[START]

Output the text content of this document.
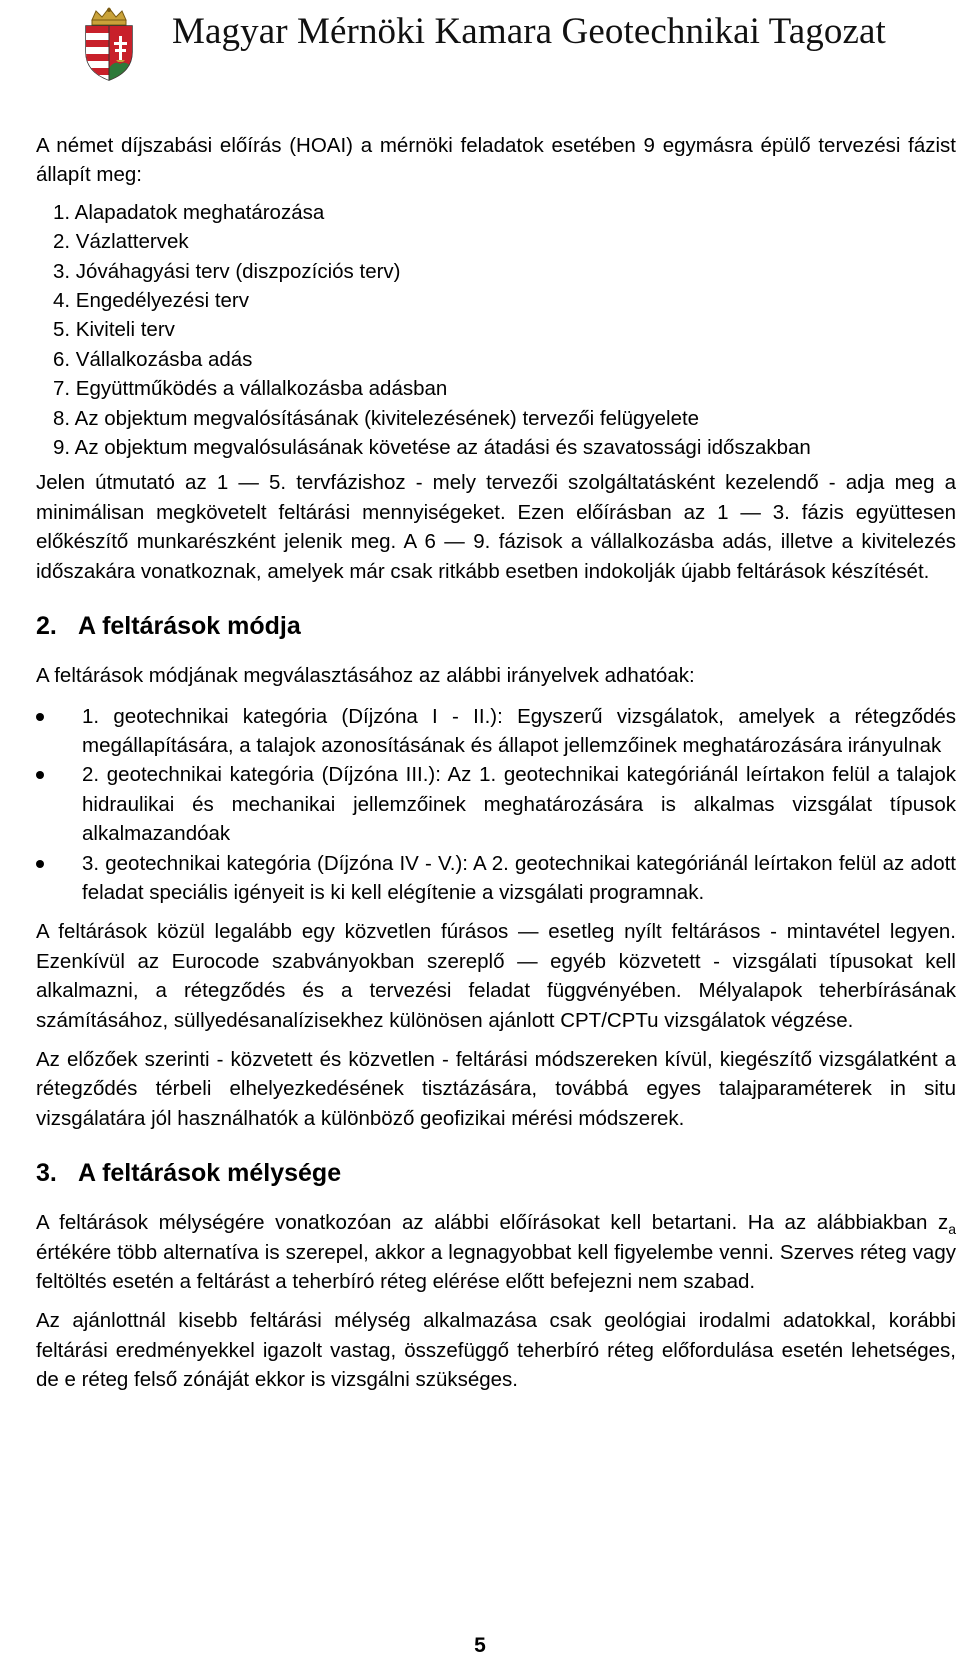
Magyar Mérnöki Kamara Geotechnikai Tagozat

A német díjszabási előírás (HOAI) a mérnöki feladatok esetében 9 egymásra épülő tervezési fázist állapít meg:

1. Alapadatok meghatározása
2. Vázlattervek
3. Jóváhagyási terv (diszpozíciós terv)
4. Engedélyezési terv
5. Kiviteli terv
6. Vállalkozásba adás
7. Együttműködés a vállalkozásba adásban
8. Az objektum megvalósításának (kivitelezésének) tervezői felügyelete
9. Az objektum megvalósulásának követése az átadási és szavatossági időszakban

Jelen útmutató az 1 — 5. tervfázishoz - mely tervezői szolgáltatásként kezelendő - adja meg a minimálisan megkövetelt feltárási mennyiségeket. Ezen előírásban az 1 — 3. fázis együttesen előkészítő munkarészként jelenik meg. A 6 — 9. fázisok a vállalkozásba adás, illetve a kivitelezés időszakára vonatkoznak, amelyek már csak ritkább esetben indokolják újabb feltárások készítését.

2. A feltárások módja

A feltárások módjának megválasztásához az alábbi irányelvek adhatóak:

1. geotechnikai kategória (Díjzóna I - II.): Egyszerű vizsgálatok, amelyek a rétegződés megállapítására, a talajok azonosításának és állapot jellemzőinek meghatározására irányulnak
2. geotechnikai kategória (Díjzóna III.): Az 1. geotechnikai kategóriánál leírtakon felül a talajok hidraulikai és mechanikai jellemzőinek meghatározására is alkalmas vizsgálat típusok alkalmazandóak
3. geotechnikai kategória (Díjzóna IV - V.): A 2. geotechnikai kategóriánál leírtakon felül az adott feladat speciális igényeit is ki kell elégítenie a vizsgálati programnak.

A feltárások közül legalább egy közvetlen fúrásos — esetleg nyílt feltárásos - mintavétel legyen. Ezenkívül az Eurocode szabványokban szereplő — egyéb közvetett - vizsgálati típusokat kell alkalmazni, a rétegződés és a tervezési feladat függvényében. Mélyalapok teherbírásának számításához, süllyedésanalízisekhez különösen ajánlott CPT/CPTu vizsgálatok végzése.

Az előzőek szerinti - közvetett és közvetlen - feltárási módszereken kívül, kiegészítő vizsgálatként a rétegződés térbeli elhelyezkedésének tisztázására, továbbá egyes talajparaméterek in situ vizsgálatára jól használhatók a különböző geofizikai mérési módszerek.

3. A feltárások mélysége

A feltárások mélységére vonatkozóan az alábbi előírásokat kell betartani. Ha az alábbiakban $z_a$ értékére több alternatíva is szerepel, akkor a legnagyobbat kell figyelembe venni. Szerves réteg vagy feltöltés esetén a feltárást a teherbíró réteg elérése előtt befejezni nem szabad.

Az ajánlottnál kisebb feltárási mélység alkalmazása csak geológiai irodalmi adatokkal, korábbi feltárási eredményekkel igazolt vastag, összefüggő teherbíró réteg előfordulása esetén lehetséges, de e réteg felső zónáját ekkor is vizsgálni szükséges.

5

[END]

▶ [Problem statement] Leave out the pictures and give the listing above again exactly.

▶ [Result for this task]
Output the text content of this document.
Magyar Mérnöki Kamara Geotechnikai Tagozat

A német díjszabási előírás (HOAI) a mérnöki feladatok esetében 9 egymásra épülő tervezési fázist állapít meg:

1. Alapadatok meghatározása
2. Vázlattervek
3. Jóváhagyási terv (diszpozíciós terv)
4. Engedélyezési terv
5. Kiviteli terv
6. Vállalkozásba adás
7. Együttműködés a vállalkozásba adásban
8. Az objektum megvalósításának (kivitelezésének) tervezői felügyelete
9. Az objektum megvalósulásának követése az átadási és szavatossági időszakban

Jelen útmutató az 1 — 5. tervfázishoz - mely tervezői szolgáltatásként kezelendő - adja meg a minimálisan megkövetelt feltárási mennyiségeket. Ezen előírásban az 1 — 3. fázis együttesen előkészítő munkarészként jelenik meg. A 6 — 9. fázisok a vállalkozásba adás, illetve a kivitelezés időszakára vonatkoznak, amelyek már csak ritkább esetben indokolják újabb feltárások készítését.

2. A feltárások módja

A feltárások módjának megválasztásához az alábbi irányelvek adhatóak:

1. geotechnikai kategória (Díjzóna I - II.): Egyszerű vizsgálatok, amelyek a rétegződés megállapítására, a talajok azonosításának és állapot jellemzőinek meghatározására irányulnak
2. geotechnikai kategória (Díjzóna III.): Az 1. geotechnikai kategóriánál leírtakon felül a talajok hidraulikai és mechanikai jellemzőinek meghatározására is alkalmas vizsgálat típusok alkalmazandóak
3. geotechnikai kategória (Díjzóna IV - V.): A 2. geotechnikai kategóriánál leírtakon felül az adott feladat speciális igényeit is ki kell elégítenie a vizsgálati programnak.

A feltárások közül legalább egy közvetlen fúrásos — esetleg nyílt feltárásos - mintavétel legyen. Ezenkívül az Eurocode szabványokban szereplő — egyéb közvetett - vizsgálati típusokat kell alkalmazni, a rétegződés és a tervezési feladat függvényében. Mélyalapok teherbírásának számításához, süllyedésanalízisekhez különösen ajánlott CPT/CPTu vizsgálatok végzése.

Az előzőek szerinti - közvetett és közvetlen - feltárási módszereken kívül, kiegészítő vizsgálatként a rétegződés térbeli elhelyezkedésének tisztázására, továbbá egyes talajparaméterek in situ vizsgálatára jól használhatók a különböző geofizikai mérési módszerek.

3. A feltárások mélysége

A feltárások mélységére vonatkozóan az alábbi előírásokat kell betartani. Ha az alábbiakban $z_a$ értékére több alternatíva is szerepel, akkor a legnagyobbat kell figyelembe venni. Szerves réteg vagy feltöltés esetén a feltárást a teherbíró réteg elérése előtt befejezni nem szabad.

Az ajánlottnál kisebb feltárási mélység alkalmazása csak geológiai irodalmi adatokkal, korábbi feltárási eredményekkel igazolt vastag, összefüggő teherbíró réteg előfordulása esetén lehetséges, de e réteg felső zónáját ekkor is vizsgálni szükséges.

5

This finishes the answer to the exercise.